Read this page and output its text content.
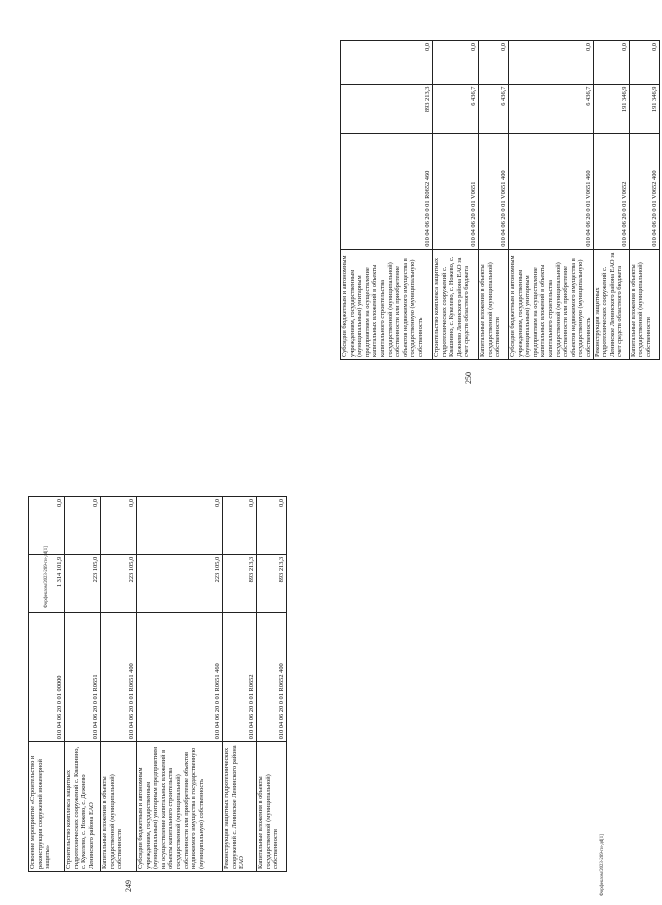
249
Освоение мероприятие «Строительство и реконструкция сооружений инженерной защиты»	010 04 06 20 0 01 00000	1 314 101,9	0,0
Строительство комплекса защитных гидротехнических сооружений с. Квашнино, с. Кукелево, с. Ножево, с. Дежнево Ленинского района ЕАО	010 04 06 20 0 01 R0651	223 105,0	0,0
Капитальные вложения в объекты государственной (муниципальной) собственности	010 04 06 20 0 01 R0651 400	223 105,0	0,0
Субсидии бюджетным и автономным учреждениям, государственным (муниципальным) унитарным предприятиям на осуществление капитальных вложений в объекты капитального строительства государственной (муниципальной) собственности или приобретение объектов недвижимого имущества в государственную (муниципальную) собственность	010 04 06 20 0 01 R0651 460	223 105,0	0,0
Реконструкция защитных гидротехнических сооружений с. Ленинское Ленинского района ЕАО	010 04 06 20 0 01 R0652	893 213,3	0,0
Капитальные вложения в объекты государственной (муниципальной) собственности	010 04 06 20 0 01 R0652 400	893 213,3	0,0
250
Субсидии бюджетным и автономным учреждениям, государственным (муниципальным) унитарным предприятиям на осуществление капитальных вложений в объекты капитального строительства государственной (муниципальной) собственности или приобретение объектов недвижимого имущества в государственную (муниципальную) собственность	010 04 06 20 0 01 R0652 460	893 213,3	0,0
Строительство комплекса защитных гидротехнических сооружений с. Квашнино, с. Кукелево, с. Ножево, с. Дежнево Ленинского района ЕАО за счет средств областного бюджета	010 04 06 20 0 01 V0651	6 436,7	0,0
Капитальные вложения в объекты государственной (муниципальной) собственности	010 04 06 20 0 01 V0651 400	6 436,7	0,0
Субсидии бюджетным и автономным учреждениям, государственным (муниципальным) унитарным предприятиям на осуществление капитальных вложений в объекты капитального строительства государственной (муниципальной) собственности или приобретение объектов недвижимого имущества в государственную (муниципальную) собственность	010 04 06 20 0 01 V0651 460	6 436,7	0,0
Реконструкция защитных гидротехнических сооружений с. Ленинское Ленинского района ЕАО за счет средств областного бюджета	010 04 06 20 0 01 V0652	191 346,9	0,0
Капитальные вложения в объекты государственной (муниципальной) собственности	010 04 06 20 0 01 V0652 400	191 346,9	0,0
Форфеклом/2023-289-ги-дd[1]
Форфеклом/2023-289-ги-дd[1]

**Exercise instructions**
Find the lines containing "Кукелево" and list every one of them.

**Result of the task**
Строительство комплекса защитных гидротехнических сооружений с. Квашнино, с. Кукелево, с. Ножево, с. Дежнево Ленинского района ЕАО	010 04 06 20 0 01 R0651	223 105,0	0,0
Строительство комплекса защитных гидротехнических сооружений с. Квашнино, с. Кукелево, с. Ножево, с. Дежнево Ленинского района ЕАО за счет средств областного бюджета	010 04 06 20 0 01 V0651	6 436,7	0,0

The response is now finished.